- [Written problem]:
Note how many lines hold the string "this" and give that number without any other words.
----- Supplied data
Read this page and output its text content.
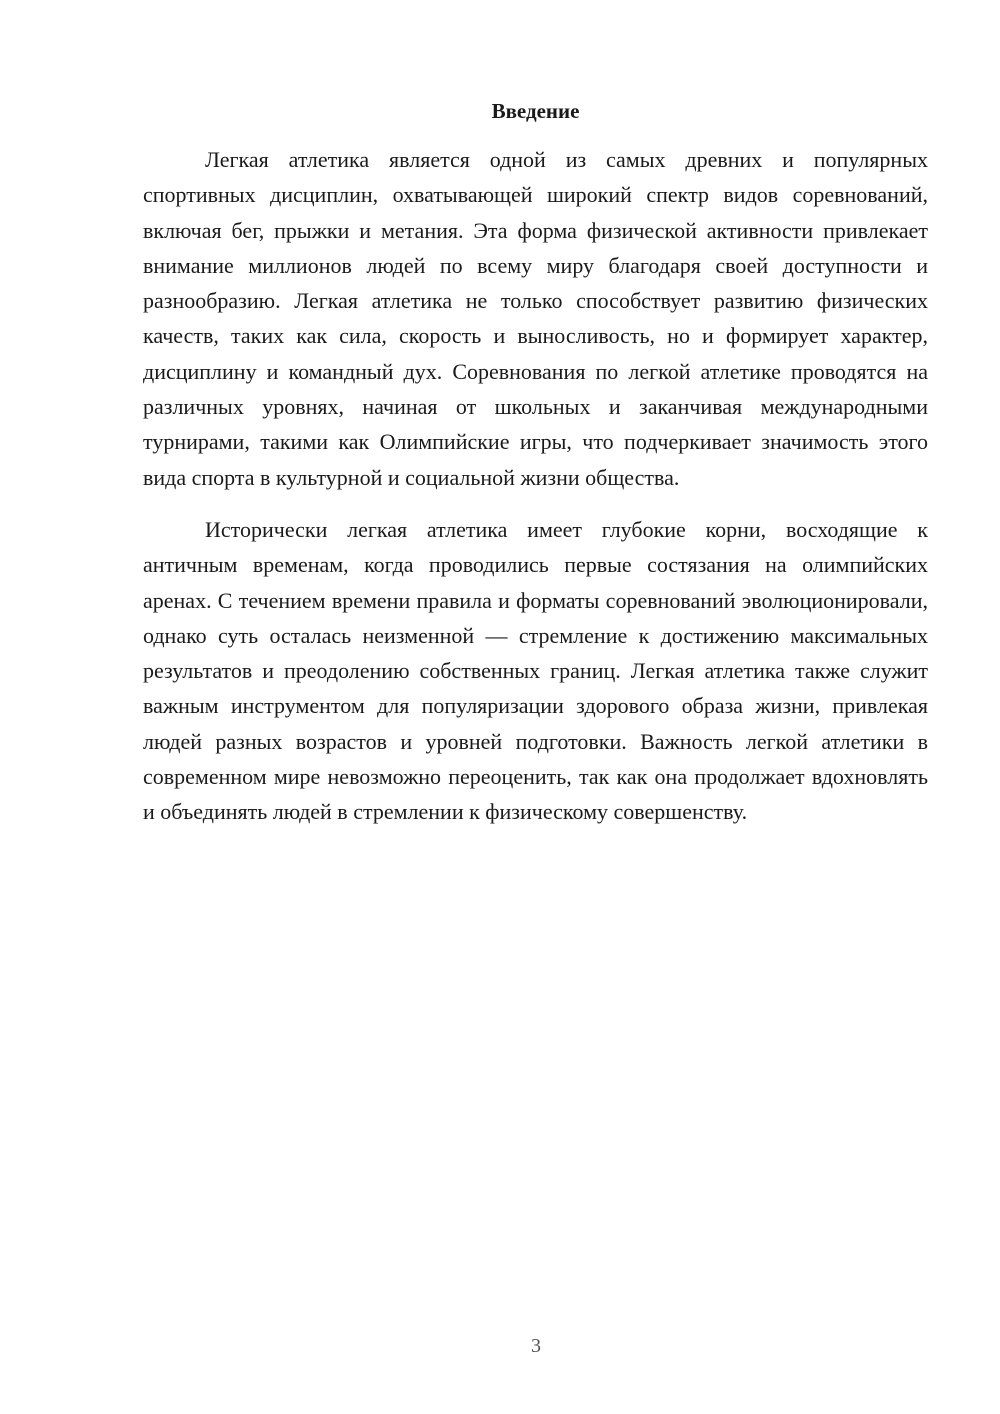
Введение

Легкая атлетика является одной из самых древних и популярных спортивных дисциплин, охватывающей широкий спектр видов соревнований, включая бег, прыжки и метания. Эта форма физической активности привлекает внимание миллионов людей по всему миру благодаря своей доступности и разнообразию. Легкая атлетика не только способствует развитию физических качеств, таких как сила, скорость и выносливость, но и формирует характер, дисциплину и командный дух. Соревнования по легкой атлетике проводятся на различных уровнях, начиная от школьных и заканчивая международными турнирами, такими как Олимпийские игры, что подчеркивает значимость этого вида спорта в культурной и социальной жизни общества.

Исторически легкая атлетика имеет глубокие корни, восходящие к античным временам, когда проводились первые состязания на олимпийских аренах. С течением времени правила и форматы соревнований эволюционировали, однако суть осталась неизменной — стремление к достижению максимальных результатов и преодолению собственных границ. Легкая атлетика также служит важным инструментом для популяризации здорового образа жизни, привлекая людей разных возрастов и уровней подготовки. Важность легкой атлетики в современном мире невозможно переоценить, так как она продолжает вдохновлять и объединять людей в стремлении к физическому совершенству.

3
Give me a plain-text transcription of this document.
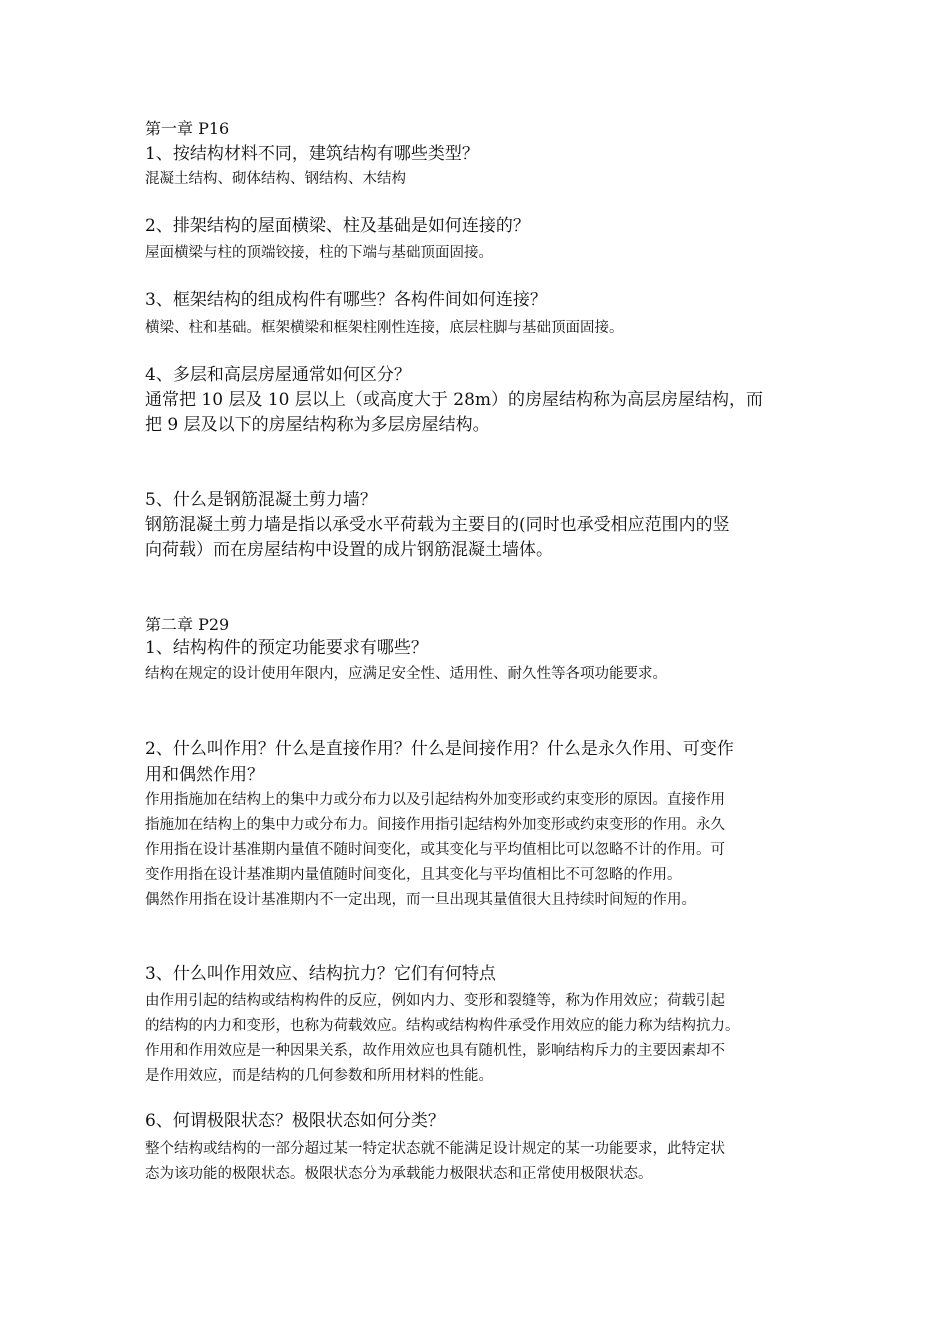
第一章 P16
1、按结构材料不同，建筑结构有哪些类型？
混凝土结构、砌体结构、钢结构、木结构
2、排架结构的屋面横梁、柱及基础是如何连接的？
屋面横梁与柱的顶端铰接，柱的下端与基础顶面固接。
3、框架结构的组成构件有哪些？各构件间如何连接？
横梁、柱和基础。框架横梁和框架柱刚性连接，底层柱脚与基础顶面固接。
4、多层和高层房屋通常如何区分？
通常把 10 层及 10 层以上（或高度大于 28m）的房屋结构称为高层房屋结构，而
把 9 层及以下的房屋结构称为多层房屋结构。
5、什么是钢筋混凝土剪力墙？
钢筋混凝土剪力墙是指以承受水平荷载为主要目的(同时也承受相应范围内的竖
向荷载）而在房屋结构中设置的成片钢筋混凝土墙体。
第二章 P29
1、结构构件的预定功能要求有哪些？
结构在规定的设计使用年限内，应满足安全性、适用性、耐久性等各项功能要求。
2、什么叫作用？什么是直接作用？什么是间接作用？什么是永久作用、可变作
用和偶然作用？
作用指施加在结构上的集中力或分布力以及引起结构外加变形或约束变形的原因。直接作用
指施加在结构上的集中力或分布力。间接作用指引起结构外加变形或约束变形的作用。永久
作用指在设计基准期内量值不随时间变化，或其变化与平均值相比可以忽略不计的作用。可
变作用指在设计基准期内量值随时间变化，且其变化与平均值相比不可忽略的作用。
偶然作用指在设计基准期内不一定出现，而一旦出现其量值很大且持续时间短的作用。
3、什么叫作用效应、结构抗力？它们有何特点
由作用引起的结构或结构构件的反应，例如内力、变形和裂缝等，称为作用效应；荷载引起
的结构的内力和变形，也称为荷载效应。结构或结构构件承受作用效应的能力称为结构抗力。
作用和作用效应是一种因果关系，故作用效应也具有随机性，影响结构斥力的主要因素却不
是作用效应，而是结构的几何参数和所用材料的性能。
6、何谓极限状态？极限状态如何分类？
整个结构或结构的一部分超过某一特定状态就不能满足设计规定的某一功能要求，此特定状
态为该功能的极限状态。极限状态分为承载能力极限状态和正常使用极限状态。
----------
- [Solution to the exercise]:
2